** start of MATERIAL FOR THIS EXERCISE **
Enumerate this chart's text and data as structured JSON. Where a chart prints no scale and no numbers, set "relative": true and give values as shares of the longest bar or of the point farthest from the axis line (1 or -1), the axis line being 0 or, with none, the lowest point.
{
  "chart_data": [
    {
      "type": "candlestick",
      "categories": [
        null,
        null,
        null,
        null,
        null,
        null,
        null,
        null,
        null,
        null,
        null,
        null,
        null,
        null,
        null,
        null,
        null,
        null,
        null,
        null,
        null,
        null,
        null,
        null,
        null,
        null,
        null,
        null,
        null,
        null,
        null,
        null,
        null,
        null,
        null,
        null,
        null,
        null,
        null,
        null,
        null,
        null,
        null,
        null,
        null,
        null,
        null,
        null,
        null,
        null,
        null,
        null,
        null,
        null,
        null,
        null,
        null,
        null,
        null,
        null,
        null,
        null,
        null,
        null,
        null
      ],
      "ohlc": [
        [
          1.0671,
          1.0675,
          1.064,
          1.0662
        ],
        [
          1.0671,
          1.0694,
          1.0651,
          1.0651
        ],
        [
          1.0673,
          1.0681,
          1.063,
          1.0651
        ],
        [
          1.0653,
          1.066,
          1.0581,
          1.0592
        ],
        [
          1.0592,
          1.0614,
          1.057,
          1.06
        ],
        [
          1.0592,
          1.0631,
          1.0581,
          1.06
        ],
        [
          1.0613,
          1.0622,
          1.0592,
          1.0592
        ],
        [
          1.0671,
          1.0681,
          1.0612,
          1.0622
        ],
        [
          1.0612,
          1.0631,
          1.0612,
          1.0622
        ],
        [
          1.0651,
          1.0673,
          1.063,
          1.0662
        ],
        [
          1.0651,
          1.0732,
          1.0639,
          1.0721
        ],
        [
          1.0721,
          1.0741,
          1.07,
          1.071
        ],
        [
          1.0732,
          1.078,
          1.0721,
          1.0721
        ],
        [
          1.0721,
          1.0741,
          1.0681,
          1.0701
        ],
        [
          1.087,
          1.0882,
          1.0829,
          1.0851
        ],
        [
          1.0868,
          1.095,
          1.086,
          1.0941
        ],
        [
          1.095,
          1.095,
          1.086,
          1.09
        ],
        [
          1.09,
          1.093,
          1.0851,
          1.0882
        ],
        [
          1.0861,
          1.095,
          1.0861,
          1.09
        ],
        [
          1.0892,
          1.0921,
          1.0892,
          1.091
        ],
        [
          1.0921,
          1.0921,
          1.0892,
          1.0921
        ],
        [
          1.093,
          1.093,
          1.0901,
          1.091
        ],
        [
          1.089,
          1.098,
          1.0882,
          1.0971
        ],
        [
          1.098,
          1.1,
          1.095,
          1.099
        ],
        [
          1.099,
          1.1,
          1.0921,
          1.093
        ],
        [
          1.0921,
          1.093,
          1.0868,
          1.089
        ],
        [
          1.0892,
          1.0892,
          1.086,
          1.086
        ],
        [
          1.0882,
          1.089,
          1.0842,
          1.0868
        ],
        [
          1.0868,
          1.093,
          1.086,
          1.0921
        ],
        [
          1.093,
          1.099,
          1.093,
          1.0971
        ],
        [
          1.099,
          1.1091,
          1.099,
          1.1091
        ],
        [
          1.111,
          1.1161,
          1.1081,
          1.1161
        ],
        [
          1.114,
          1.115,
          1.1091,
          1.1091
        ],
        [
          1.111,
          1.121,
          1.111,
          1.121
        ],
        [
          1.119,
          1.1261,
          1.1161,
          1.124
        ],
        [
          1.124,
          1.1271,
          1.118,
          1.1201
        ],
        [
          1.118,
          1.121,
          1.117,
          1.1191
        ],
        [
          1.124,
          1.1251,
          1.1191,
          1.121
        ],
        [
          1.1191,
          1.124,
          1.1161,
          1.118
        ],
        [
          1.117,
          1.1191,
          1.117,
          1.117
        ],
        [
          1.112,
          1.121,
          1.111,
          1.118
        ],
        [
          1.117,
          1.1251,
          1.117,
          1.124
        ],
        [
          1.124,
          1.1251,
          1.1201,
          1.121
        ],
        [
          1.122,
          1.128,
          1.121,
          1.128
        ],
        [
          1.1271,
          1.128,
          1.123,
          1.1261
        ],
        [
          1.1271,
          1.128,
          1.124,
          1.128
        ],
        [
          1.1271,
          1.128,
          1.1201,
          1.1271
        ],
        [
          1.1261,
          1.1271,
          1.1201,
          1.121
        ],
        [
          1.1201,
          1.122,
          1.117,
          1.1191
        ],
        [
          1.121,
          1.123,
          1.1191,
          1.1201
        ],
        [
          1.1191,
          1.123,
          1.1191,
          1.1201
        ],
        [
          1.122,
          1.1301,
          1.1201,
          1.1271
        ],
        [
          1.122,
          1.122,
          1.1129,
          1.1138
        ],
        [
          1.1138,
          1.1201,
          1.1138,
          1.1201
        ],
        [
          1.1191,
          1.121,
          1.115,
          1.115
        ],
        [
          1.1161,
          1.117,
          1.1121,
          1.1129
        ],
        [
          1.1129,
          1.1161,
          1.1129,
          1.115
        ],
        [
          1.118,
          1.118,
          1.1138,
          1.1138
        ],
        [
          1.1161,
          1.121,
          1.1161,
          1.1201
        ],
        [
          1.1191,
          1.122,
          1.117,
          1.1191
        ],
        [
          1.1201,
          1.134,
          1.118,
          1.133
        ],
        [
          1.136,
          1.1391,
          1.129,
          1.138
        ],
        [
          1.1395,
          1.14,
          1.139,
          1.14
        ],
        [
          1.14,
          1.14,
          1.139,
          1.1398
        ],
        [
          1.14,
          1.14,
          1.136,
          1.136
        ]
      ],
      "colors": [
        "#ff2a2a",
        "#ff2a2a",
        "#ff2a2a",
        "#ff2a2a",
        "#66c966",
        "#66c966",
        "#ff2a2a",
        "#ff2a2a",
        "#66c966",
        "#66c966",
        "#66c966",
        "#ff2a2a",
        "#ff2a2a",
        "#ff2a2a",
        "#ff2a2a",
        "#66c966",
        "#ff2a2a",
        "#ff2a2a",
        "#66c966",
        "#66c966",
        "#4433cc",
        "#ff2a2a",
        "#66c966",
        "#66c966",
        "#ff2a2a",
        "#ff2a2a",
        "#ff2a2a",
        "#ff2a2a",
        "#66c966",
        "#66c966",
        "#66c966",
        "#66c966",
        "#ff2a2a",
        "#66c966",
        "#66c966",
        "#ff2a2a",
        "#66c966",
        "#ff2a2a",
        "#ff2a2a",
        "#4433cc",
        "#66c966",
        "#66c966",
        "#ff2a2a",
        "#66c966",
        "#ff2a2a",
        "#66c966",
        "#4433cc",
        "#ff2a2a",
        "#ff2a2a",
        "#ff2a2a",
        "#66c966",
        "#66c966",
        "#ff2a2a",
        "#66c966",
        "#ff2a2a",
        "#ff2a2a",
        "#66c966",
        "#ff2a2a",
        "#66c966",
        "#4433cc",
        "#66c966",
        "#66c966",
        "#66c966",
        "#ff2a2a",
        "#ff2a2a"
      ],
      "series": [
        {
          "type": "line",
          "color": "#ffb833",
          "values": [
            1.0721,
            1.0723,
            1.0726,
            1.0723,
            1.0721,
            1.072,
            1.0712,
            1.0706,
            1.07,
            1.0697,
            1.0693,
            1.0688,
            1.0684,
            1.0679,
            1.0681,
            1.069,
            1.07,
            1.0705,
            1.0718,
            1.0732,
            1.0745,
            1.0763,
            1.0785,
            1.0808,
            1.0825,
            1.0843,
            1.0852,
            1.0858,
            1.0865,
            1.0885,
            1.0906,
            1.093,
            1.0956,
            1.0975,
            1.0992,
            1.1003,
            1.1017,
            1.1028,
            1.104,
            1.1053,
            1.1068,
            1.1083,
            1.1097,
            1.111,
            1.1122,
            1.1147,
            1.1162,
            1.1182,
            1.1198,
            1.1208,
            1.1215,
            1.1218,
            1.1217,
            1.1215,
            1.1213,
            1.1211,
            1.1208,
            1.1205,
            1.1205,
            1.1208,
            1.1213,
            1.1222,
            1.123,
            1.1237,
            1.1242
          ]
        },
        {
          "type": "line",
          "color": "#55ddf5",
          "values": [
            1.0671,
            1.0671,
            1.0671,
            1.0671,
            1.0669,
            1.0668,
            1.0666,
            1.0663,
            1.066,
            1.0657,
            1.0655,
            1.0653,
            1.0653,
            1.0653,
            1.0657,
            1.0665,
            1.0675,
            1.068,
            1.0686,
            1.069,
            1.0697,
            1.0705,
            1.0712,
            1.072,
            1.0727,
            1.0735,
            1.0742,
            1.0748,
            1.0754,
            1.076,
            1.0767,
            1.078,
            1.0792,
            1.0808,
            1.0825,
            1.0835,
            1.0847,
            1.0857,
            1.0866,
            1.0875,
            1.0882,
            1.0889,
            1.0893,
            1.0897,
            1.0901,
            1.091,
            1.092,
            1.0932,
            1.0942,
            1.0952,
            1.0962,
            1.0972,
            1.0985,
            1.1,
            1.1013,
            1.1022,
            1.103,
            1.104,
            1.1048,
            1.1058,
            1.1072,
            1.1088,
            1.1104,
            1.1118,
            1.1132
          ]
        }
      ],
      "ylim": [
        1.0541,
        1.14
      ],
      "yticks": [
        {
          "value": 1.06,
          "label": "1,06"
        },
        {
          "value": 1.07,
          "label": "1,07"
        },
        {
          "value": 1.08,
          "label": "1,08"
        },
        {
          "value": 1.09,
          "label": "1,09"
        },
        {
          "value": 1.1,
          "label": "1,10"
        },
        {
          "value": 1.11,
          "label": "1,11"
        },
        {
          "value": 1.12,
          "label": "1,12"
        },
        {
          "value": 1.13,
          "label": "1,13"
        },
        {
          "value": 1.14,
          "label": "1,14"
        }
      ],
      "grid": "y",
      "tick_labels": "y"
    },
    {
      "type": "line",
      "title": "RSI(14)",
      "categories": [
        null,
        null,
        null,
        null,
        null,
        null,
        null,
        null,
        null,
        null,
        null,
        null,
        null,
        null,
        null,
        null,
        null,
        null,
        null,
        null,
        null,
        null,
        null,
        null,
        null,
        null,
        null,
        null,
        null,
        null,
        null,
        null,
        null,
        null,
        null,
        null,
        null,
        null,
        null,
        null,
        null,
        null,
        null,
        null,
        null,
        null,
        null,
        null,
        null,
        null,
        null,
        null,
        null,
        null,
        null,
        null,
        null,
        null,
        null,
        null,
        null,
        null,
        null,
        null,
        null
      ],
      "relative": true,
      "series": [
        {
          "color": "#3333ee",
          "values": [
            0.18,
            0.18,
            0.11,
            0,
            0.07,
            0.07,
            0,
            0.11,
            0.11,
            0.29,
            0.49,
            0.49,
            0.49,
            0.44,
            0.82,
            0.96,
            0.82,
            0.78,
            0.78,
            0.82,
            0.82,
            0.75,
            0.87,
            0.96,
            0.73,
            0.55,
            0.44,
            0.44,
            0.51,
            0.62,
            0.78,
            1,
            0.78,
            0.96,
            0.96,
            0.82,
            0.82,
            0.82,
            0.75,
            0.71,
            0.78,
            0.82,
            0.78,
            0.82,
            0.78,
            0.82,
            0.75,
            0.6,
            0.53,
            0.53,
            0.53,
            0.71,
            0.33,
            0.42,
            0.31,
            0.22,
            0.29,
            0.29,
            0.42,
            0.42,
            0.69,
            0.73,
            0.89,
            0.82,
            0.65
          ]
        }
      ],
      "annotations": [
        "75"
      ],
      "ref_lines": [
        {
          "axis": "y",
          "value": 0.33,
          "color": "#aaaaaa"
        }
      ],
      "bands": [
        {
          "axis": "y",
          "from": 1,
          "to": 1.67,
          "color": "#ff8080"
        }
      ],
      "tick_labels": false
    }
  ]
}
** end of MATERIAL FOR THIS EXERCISE **
**DO THIS:** Scan the entries above for the word "true" and collect each line holding it.

**WRITTEN ANSWER:**
Enumerate this chart's text and data as structured JSON. Where a chart prints no scale and no numbers, set "relative": true and give values as shares of the longest bar or of the point farthest from the axis line (1 or -1), the axis line being 0 or, with none, the lowest point.
      "relative": true,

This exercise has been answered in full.